#### The exercise:
Copy all lines below containing "case".

#### Dataset records:
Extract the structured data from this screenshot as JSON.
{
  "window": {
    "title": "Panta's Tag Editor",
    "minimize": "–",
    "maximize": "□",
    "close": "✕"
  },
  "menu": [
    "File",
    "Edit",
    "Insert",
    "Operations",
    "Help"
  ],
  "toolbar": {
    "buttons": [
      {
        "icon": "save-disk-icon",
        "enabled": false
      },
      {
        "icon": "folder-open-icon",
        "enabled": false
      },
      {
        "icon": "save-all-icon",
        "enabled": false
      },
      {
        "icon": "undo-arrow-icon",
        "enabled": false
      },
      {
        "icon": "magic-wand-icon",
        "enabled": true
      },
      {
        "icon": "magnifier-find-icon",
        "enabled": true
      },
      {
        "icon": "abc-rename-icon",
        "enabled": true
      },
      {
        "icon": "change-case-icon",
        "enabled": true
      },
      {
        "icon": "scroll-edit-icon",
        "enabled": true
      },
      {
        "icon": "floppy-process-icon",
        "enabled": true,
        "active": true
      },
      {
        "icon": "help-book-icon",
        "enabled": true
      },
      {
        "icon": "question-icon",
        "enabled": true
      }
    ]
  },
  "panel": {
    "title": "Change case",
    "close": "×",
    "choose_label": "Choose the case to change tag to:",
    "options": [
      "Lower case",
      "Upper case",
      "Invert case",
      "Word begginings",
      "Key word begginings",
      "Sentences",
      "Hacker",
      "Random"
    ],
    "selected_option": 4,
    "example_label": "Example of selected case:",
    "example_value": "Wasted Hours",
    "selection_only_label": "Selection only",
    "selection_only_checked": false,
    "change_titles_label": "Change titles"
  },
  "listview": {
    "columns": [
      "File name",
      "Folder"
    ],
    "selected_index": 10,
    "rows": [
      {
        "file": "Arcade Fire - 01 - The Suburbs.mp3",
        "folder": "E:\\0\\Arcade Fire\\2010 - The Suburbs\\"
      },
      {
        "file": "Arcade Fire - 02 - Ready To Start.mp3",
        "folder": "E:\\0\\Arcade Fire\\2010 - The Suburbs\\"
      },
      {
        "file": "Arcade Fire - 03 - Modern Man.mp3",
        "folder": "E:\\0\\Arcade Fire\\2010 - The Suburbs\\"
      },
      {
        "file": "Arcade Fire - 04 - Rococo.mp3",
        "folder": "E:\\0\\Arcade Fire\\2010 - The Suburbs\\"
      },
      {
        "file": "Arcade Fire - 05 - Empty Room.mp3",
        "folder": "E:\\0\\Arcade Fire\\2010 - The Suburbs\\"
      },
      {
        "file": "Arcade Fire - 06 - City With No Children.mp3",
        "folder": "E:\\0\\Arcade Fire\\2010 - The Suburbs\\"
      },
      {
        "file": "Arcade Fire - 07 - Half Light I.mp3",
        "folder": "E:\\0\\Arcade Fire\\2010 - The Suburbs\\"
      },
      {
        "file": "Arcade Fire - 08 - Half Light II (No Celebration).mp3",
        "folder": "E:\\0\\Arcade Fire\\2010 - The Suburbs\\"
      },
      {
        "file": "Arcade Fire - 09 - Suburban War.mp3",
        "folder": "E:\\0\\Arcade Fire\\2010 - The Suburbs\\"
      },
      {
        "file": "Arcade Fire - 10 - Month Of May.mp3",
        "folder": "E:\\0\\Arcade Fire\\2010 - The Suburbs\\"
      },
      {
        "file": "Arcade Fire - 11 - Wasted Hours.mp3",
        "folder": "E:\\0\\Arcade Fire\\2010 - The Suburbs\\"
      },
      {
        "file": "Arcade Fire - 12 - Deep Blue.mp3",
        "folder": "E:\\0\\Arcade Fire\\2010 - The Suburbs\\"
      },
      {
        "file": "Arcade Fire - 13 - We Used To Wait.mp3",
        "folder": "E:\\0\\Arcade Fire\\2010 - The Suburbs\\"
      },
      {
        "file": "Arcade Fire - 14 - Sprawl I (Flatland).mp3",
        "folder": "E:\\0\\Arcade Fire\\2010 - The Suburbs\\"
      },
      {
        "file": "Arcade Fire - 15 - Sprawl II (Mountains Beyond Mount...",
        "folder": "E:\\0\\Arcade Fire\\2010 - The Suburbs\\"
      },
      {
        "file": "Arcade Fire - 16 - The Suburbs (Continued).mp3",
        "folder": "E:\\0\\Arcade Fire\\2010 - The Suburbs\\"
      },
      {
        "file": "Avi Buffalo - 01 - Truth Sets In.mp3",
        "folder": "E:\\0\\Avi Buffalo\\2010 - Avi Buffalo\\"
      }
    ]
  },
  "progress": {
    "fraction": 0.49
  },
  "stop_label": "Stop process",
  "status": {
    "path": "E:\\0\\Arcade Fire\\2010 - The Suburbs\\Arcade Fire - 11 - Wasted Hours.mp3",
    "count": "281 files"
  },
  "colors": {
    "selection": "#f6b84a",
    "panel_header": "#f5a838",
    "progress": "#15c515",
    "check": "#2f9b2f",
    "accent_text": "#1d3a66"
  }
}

#### In response:
        "icon": "change-case-icon",
    "title": "Change case",
    "choose_label": "Choose the case to change tag to:",
      "Lower case",
      "Upper case",
      "Invert case",
    "example_label": "Example of selected case:",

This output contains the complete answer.